Determine how many lines include the string "Hemisphere". Output that number only.

Stored data.
-- Start --

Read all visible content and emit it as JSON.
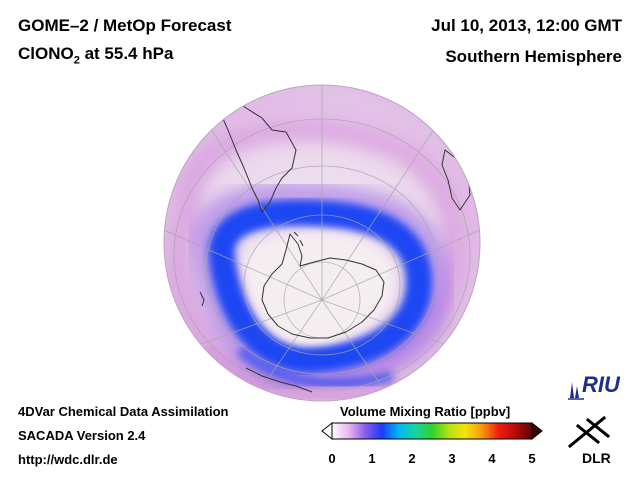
{
  "header": {
    "title_line1": "GOME–2 / MetOp Forecast",
    "title_line2_prefix": "ClONO",
    "title_line2_sub": "2",
    "title_line2_suffix": " at 55.4 hPa",
    "date": "Jul 10, 2013, 12:00 GMT",
    "region": "Southern Hemisphere"
  },
  "footer": {
    "line1": "4DVar Chemical Data Assimilation",
    "line2": "SACADA Version 2.4",
    "line3": "http://wdc.dlr.de"
  },
  "colorbar": {
    "title": "Volume Mixing Ratio [ppbv]",
    "ticks": [
      "0",
      "1",
      "2",
      "3",
      "4",
      "5"
    ],
    "range": [
      0,
      5
    ],
    "colors": [
      "#ffffff",
      "#e9b6ec",
      "#8a5cf0",
      "#1a3cf5",
      "#00b8f5",
      "#18d4a0",
      "#2cd22c",
      "#b6e012",
      "#f5e30a",
      "#f59a0a",
      "#f01e10",
      "#b80a0a",
      "#5c0404"
    ]
  },
  "map": {
    "projection": "orthographic",
    "hemisphere": "Southern Hemisphere",
    "colors": {
      "background_disk": "#ecdaee",
      "outer_band": "#dca4e2",
      "inner_band": "#1e48f2",
      "vortex_core": "#f3eff1",
      "coastline": "#333333",
      "graticule": "#a8a8a8"
    }
  },
  "logos": {
    "riu": "RIU",
    "dlr": "DLR"
  }
}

-- End --

Response below. 2